::: PROVIDED MATERIAL

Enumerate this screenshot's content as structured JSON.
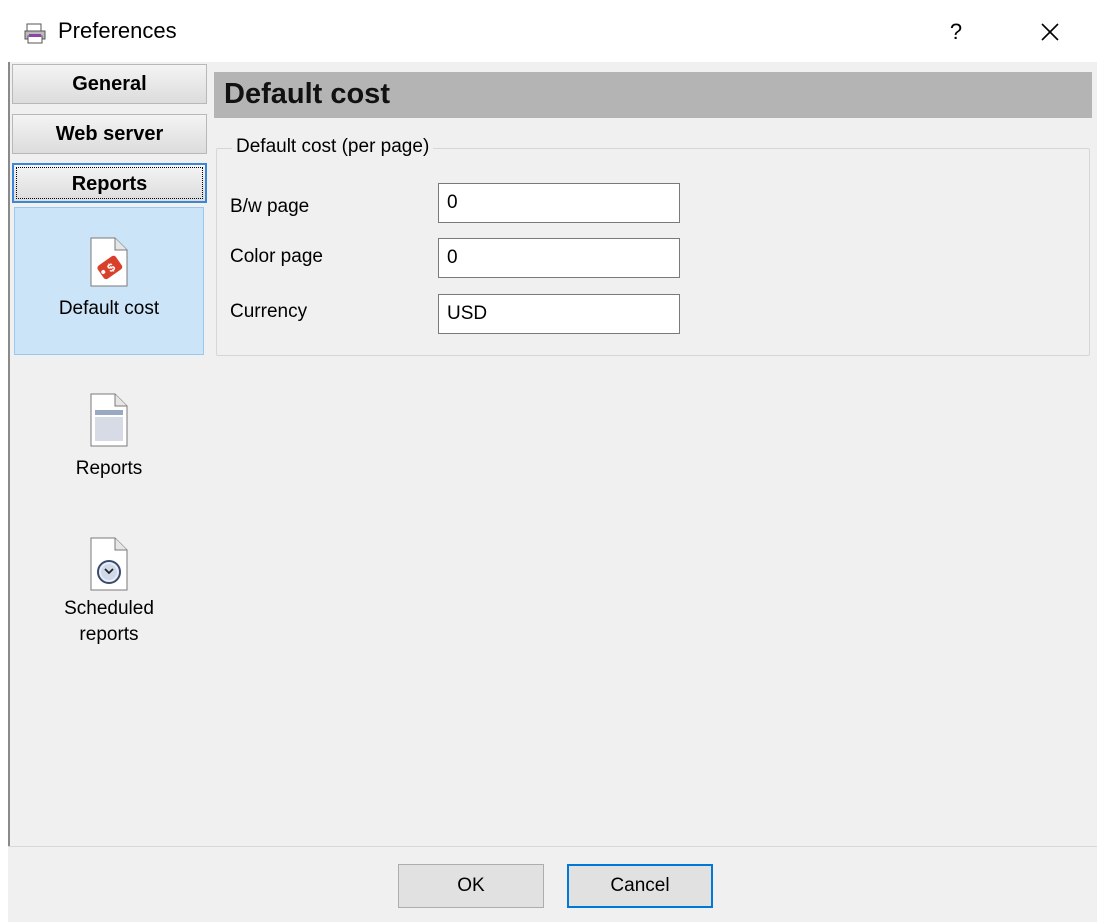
{
  "window": {
    "title": "Preferences",
    "help_label": "?",
    "close_icon": "close-icon",
    "app_icon": "printer-icon"
  },
  "nav": {
    "tabs": [
      {
        "label": "General",
        "active": false
      },
      {
        "label": "Web server",
        "active": false
      },
      {
        "label": "Reports",
        "active": true
      }
    ],
    "items": [
      {
        "label": "Default cost",
        "icon": "price-tag-document-icon",
        "selected": true
      },
      {
        "label": "Reports",
        "icon": "report-document-icon",
        "selected": false
      },
      {
        "label": "Scheduled reports",
        "icon": "clock-document-icon",
        "selected": false
      }
    ]
  },
  "content": {
    "heading": "Default cost",
    "group_label": "Default cost (per page)",
    "fields": [
      {
        "label": "B/w page",
        "value": "0"
      },
      {
        "label": "Color page",
        "value": "0"
      },
      {
        "label": "Currency",
        "value": "USD"
      }
    ]
  },
  "footer": {
    "ok_label": "OK",
    "cancel_label": "Cancel"
  },
  "colors": {
    "heading_bar": "#b4b4b4",
    "selection": "#cce4f7",
    "focus": "#0078d7"
  }
}
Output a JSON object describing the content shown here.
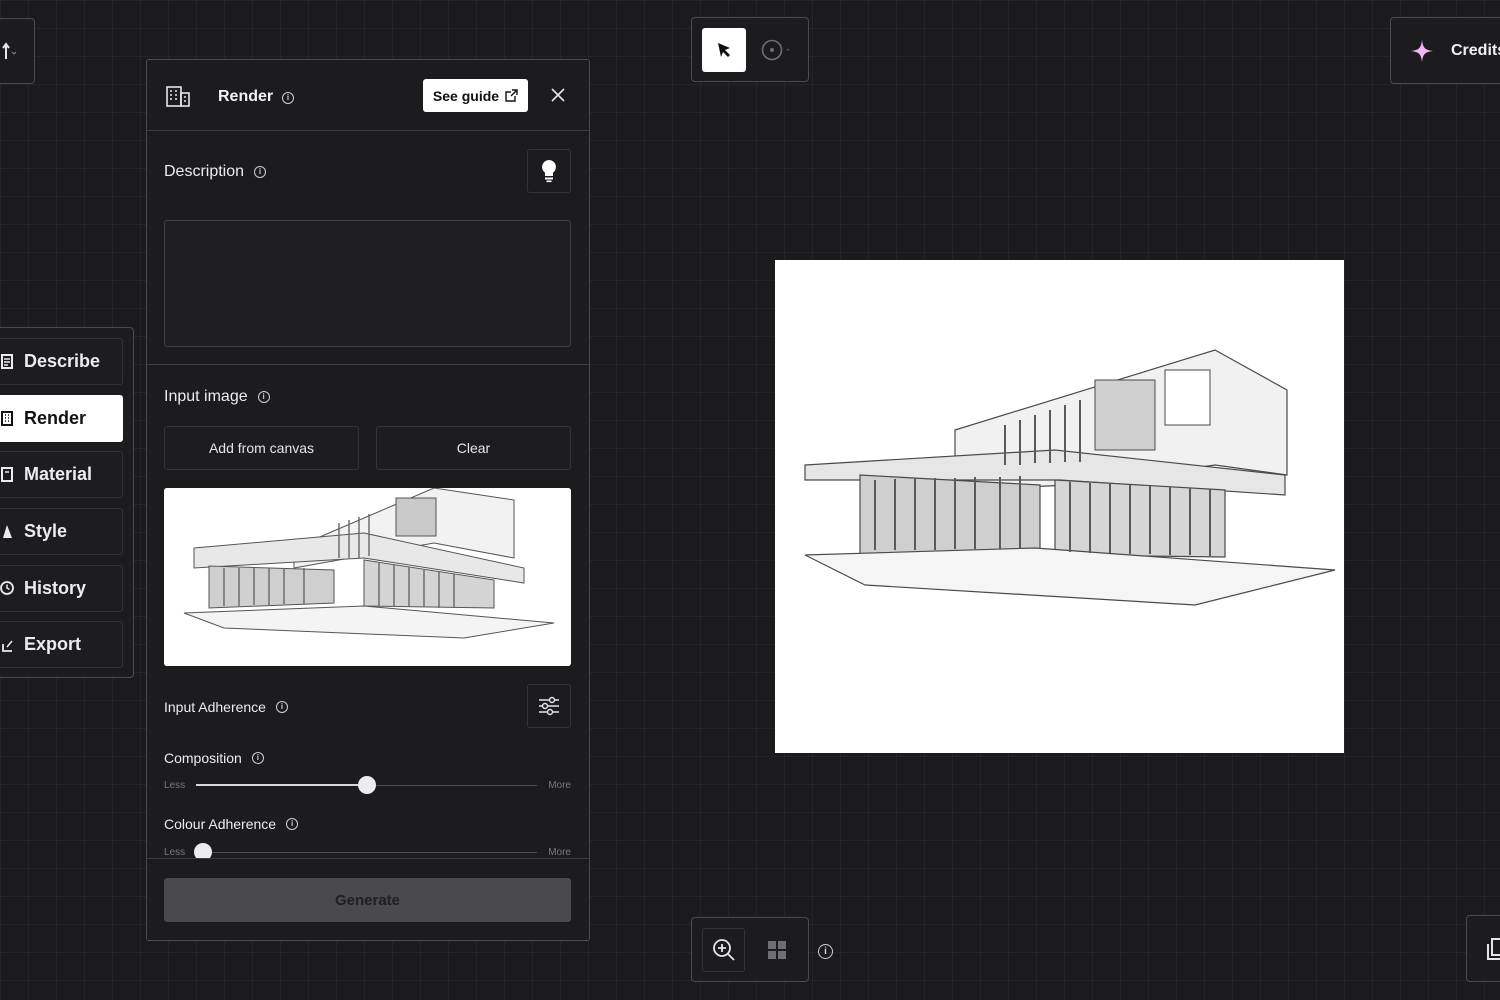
{
  "panel": {
    "title": "Render",
    "guide_label": "See guide",
    "description_label": "Description",
    "description_value": "",
    "input_image_label": "Input image",
    "add_from_canvas_label": "Add from canvas",
    "clear_label": "Clear",
    "input_adherence_label": "Input Adherence",
    "composition": {
      "label": "Composition",
      "less": "Less",
      "more": "More",
      "value": 0.5
    },
    "colour_adherence": {
      "label": "Colour Adherence",
      "less": "Less",
      "more": "More",
      "value": 0.02
    },
    "generate_label": "Generate"
  },
  "nav": {
    "items": [
      {
        "label": "Describe",
        "icon": "describe-icon",
        "active": false
      },
      {
        "label": "Render",
        "icon": "building-icon",
        "active": true
      },
      {
        "label": "Material",
        "icon": "material-icon",
        "active": false
      },
      {
        "label": "Style",
        "icon": "style-icon",
        "active": false
      },
      {
        "label": "History",
        "icon": "history-icon",
        "active": false
      },
      {
        "label": "Export",
        "icon": "export-icon",
        "active": false
      }
    ]
  },
  "header": {
    "credits_label": "Credits"
  },
  "colors": {
    "background": "#1b1b1d",
    "panel": "#1c1c1f",
    "accent": "#ffffff",
    "credits_icon": "#f4b6f0",
    "generate_disabled": "#4a4a4d"
  }
}
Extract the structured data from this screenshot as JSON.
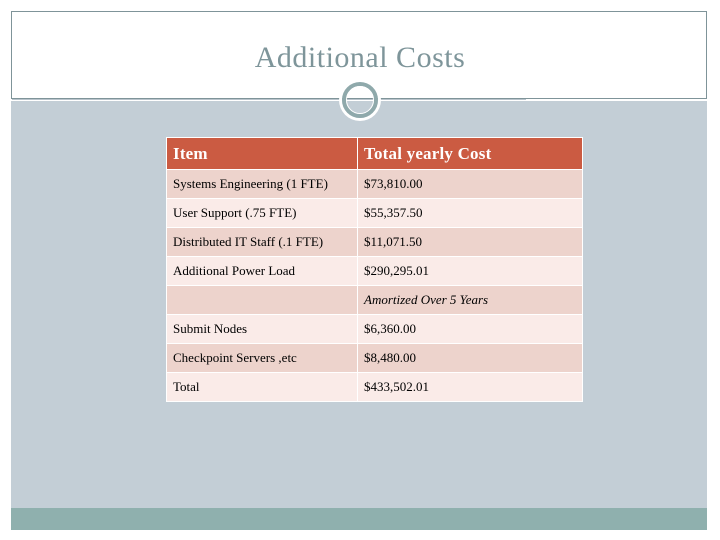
{
  "slide": {
    "title": "Additional Costs",
    "colors": {
      "title_text": "#7e959a",
      "body_background": "#c3ced6",
      "footer_bar": "#8fb0ae",
      "table_header_bg": "#cb5b42",
      "table_header_text": "#ffffff",
      "row_dark": "#edd3cc",
      "row_light": "#faebe8",
      "rule": "#b9c4cc",
      "ring": "#8fa9ab"
    }
  },
  "table": {
    "columns": [
      "Item",
      "Total yearly Cost"
    ],
    "rows": [
      {
        "type": "data",
        "item": "Systems Engineering (1 FTE)",
        "cost": "$73,810.00",
        "shade": "dark"
      },
      {
        "type": "data",
        "item": "User Support (.75 FTE)",
        "cost": "$55,357.50",
        "shade": "light"
      },
      {
        "type": "data",
        "item": "Distributed IT Staff (.1 FTE)",
        "cost": "$11,071.50",
        "shade": "dark"
      },
      {
        "type": "data",
        "item": "Additional Power Load",
        "cost": "$290,295.01",
        "shade": "light"
      },
      {
        "type": "note",
        "item": "",
        "cost": "Amortized Over 5 Years",
        "shade": "dark"
      },
      {
        "type": "data",
        "item": "Submit Nodes",
        "cost": "$6,360.00",
        "shade": "light"
      },
      {
        "type": "data",
        "item": "Checkpoint Servers ,etc",
        "cost": "$8,480.00",
        "shade": "dark"
      },
      {
        "type": "total",
        "item": "Total",
        "cost": "$433,502.01",
        "shade": "light"
      }
    ]
  }
}
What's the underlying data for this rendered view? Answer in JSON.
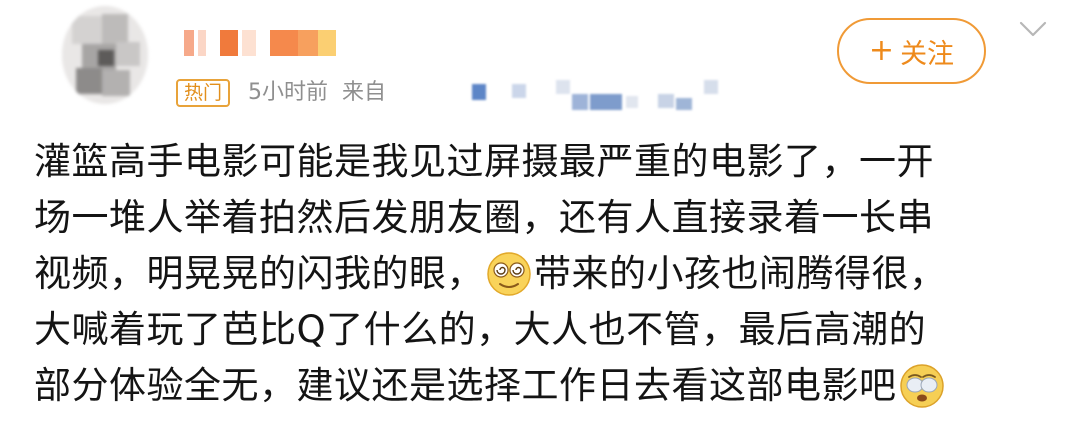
{
  "post": {
    "author": {
      "avatar": "avatar-image",
      "name": ""
    },
    "badge": "热门",
    "time": "5小时前",
    "source_prefix": "来自",
    "follow": {
      "icon": "plus-icon",
      "label": "关注"
    },
    "menu_icon": "chevron-down-icon",
    "lines": [
      {
        "text": "灌篮高手电影可能是我见过屏摄最严重的电影了，一开"
      },
      {
        "text": "场一堆人举着拍然后发朋友圈，还有人直接录着一长串"
      },
      {
        "text_before": "视频，明晃晃的闪我的眼，",
        "emoji": "dizzy-face-emoji",
        "text_after": "带来的小孩也闹腾得很，"
      },
      {
        "text": "大喊着玩了芭比Q了什么的，大人也不管，最后高潮的"
      },
      {
        "text_before": "部分体验全无，建议还是选择工作日去看这部电影吧",
        "emoji": "exhausted-face-emoji",
        "text_after": ""
      }
    ]
  },
  "colors": {
    "accent_orange": "#ee8a1b",
    "meta_gray": "#8f8f8f",
    "body_text": "#141414"
  }
}
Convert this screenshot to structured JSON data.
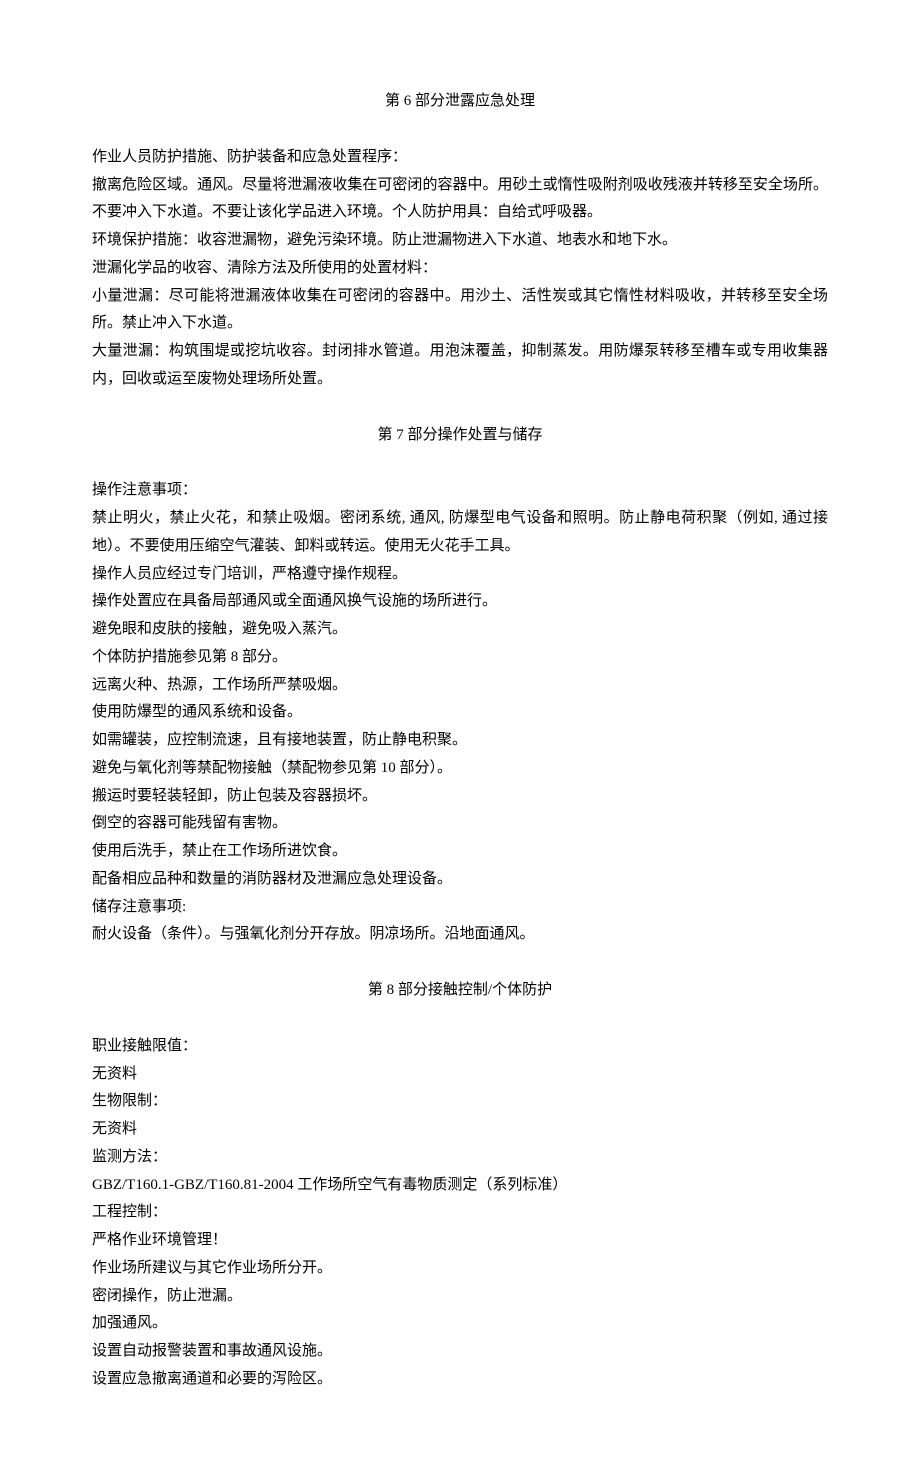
{
  "section6": {
    "title": "第 6 部分泄露应急处理",
    "lines": [
      "作业人员防护措施、防护装备和应急处置程序：",
      "撤离危险区域。通风。尽量将泄漏液收集在可密闭的容器中。用砂土或惰性吸附剂吸收残液并转移至安全场所。不要冲入下水道。不要让该化学品进入环境。个人防护用具：自给式呼吸器。",
      "环境保护措施：收容泄漏物，避免污染环境。防止泄漏物进入下水道、地表水和地下水。",
      "泄漏化学品的收容、清除方法及所使用的处置材料：",
      "小量泄漏：尽可能将泄漏液体收集在可密闭的容器中。用沙土、活性炭或其它惰性材料吸收，并转移至安全场所。禁止冲入下水道。",
      "大量泄漏：构筑围堤或挖坑收容。封闭排水管道。用泡沫覆盖，抑制蒸发。用防爆泵转移至槽车或专用收集器内，回收或运至废物处理场所处置。"
    ]
  },
  "section7": {
    "title": "第 7 部分操作处置与储存",
    "lines": [
      "操作注意事项：",
      "禁止明火，禁止火花，和禁止吸烟。密闭系统, 通风, 防爆型电气设备和照明。防止静电荷积聚（例如, 通过接地）。不要使用压缩空气灌装、卸料或转运。使用无火花手工具。",
      "操作人员应经过专门培训，严格遵守操作规程。",
      "操作处置应在具备局部通风或全面通风换气设施的场所进行。",
      "避免眼和皮肤的接触，避免吸入蒸汽。",
      "个体防护措施参见第 8 部分。",
      "远离火种、热源，工作场所严禁吸烟。",
      "使用防爆型的通风系统和设备。",
      "如需罐装，应控制流速，且有接地装置，防止静电积聚。",
      "避免与氧化剂等禁配物接触（禁配物参见第 10 部分）。",
      "搬运时要轻装轻卸，防止包装及容器损坏。",
      "倒空的容器可能残留有害物。",
      "使用后洗手，禁止在工作场所进饮食。",
      "配备相应品种和数量的消防器材及泄漏应急处理设备。",
      "储存注意事项:",
      "耐火设备（条件）。与强氧化剂分开存放。阴凉场所。沿地面通风。"
    ]
  },
  "section8": {
    "title": "第 8 部分接触控制/个体防护",
    "lines": [
      "职业接触限值：",
      "无资料",
      "生物限制：",
      "无资料",
      "监测方法：",
      "GBZ/T160.1-GBZ/T160.81-2004 工作场所空气有毒物质测定（系列标准）",
      "工程控制：",
      "严格作业环境管理！",
      "作业场所建议与其它作业场所分开。",
      "密闭操作，防止泄漏。",
      "加强通风。",
      "设置自动报警装置和事故通风设施。",
      "设置应急撤离通道和必要的泻险区。"
    ]
  }
}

::::::

## WHAT IS NEEDED:
Copy exactly the lines from the one containing "Convert this screenshot" through the last line of the records above, including both, and omit every picture.

## FINAL ANSWER:
Convert this screenshot to structured JSON data.
{
  "section6": {
    "title": "第 6 部分泄露应急处理",
    "lines": [
      "作业人员防护措施、防护装备和应急处置程序：",
      "撤离危险区域。通风。尽量将泄漏液收集在可密闭的容器中。用砂土或惰性吸附剂吸收残液并转移至安全场所。不要冲入下水道。不要让该化学品进入环境。个人防护用具：自给式呼吸器。",
      "环境保护措施：收容泄漏物，避免污染环境。防止泄漏物进入下水道、地表水和地下水。",
      "泄漏化学品的收容、清除方法及所使用的处置材料：",
      "小量泄漏：尽可能将泄漏液体收集在可密闭的容器中。用沙土、活性炭或其它惰性材料吸收，并转移至安全场所。禁止冲入下水道。",
      "大量泄漏：构筑围堤或挖坑收容。封闭排水管道。用泡沫覆盖，抑制蒸发。用防爆泵转移至槽车或专用收集器内，回收或运至废物处理场所处置。"
    ]
  },
  "section7": {
    "title": "第 7 部分操作处置与储存",
    "lines": [
      "操作注意事项：",
      "禁止明火，禁止火花，和禁止吸烟。密闭系统, 通风, 防爆型电气设备和照明。防止静电荷积聚（例如, 通过接地）。不要使用压缩空气灌装、卸料或转运。使用无火花手工具。",
      "操作人员应经过专门培训，严格遵守操作规程。",
      "操作处置应在具备局部通风或全面通风换气设施的场所进行。",
      "避免眼和皮肤的接触，避免吸入蒸汽。",
      "个体防护措施参见第 8 部分。",
      "远离火种、热源，工作场所严禁吸烟。",
      "使用防爆型的通风系统和设备。",
      "如需罐装，应控制流速，且有接地装置，防止静电积聚。",
      "避免与氧化剂等禁配物接触（禁配物参见第 10 部分）。",
      "搬运时要轻装轻卸，防止包装及容器损坏。",
      "倒空的容器可能残留有害物。",
      "使用后洗手，禁止在工作场所进饮食。",
      "配备相应品种和数量的消防器材及泄漏应急处理设备。",
      "储存注意事项:",
      "耐火设备（条件）。与强氧化剂分开存放。阴凉场所。沿地面通风。"
    ]
  },
  "section8": {
    "title": "第 8 部分接触控制/个体防护",
    "lines": [
      "职业接触限值：",
      "无资料",
      "生物限制：",
      "无资料",
      "监测方法：",
      "GBZ/T160.1-GBZ/T160.81-2004 工作场所空气有毒物质测定（系列标准）",
      "工程控制：",
      "严格作业环境管理！",
      "作业场所建议与其它作业场所分开。",
      "密闭操作，防止泄漏。",
      "加强通风。",
      "设置自动报警装置和事故通风设施。",
      "设置应急撤离通道和必要的泻险区。"
    ]
  }
}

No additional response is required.